(What this task involves) Pick out each line of the records in which the word "지원기간" appears.

:: Record extracts

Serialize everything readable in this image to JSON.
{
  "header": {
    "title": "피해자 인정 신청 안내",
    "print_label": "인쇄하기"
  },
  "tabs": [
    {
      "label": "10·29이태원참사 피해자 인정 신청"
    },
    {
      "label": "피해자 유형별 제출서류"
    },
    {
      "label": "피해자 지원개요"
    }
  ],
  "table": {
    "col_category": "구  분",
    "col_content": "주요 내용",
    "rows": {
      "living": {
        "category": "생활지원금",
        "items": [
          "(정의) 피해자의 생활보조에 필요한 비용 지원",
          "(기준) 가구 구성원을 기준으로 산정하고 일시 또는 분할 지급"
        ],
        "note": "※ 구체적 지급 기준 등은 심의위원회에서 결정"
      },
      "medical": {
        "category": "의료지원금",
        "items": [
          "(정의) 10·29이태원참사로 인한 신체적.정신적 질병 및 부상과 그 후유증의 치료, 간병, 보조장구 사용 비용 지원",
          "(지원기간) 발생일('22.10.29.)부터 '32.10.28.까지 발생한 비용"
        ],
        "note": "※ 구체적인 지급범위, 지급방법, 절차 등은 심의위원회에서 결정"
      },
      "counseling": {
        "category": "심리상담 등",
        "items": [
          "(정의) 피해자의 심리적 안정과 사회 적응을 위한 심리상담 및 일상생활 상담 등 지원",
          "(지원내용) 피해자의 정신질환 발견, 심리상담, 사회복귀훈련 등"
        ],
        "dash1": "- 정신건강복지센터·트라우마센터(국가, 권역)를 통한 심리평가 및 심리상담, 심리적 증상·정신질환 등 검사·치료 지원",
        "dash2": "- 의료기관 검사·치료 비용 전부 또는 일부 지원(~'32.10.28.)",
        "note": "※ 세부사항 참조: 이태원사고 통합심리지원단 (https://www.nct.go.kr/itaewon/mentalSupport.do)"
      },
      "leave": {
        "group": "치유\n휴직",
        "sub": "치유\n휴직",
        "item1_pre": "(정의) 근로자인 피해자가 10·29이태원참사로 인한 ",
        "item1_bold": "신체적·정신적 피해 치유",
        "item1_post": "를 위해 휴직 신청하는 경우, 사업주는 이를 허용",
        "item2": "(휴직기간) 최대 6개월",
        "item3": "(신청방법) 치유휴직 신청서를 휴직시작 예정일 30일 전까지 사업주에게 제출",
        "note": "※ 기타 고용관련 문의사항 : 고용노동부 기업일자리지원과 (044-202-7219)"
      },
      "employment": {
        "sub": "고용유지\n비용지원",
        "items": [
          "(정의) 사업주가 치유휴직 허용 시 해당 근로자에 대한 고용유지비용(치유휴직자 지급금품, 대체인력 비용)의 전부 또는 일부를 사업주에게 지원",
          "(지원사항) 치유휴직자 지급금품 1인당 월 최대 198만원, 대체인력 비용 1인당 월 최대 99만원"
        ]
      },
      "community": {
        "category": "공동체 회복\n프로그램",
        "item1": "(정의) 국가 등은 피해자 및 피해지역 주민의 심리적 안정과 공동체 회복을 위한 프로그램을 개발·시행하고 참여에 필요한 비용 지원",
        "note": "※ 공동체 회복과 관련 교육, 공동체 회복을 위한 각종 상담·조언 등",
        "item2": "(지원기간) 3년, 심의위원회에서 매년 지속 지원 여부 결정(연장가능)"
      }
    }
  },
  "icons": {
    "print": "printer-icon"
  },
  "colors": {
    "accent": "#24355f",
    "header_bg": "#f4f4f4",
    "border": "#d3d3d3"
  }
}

::::

(Result of the task)
          "(지원기간) 발생일('22.10.29.)부터 '32.10.28.까지 발생한 비용"
        "item2": "(지원기간) 3년, 심의위원회에서 매년 지속 지원 여부 결정(연장가능)"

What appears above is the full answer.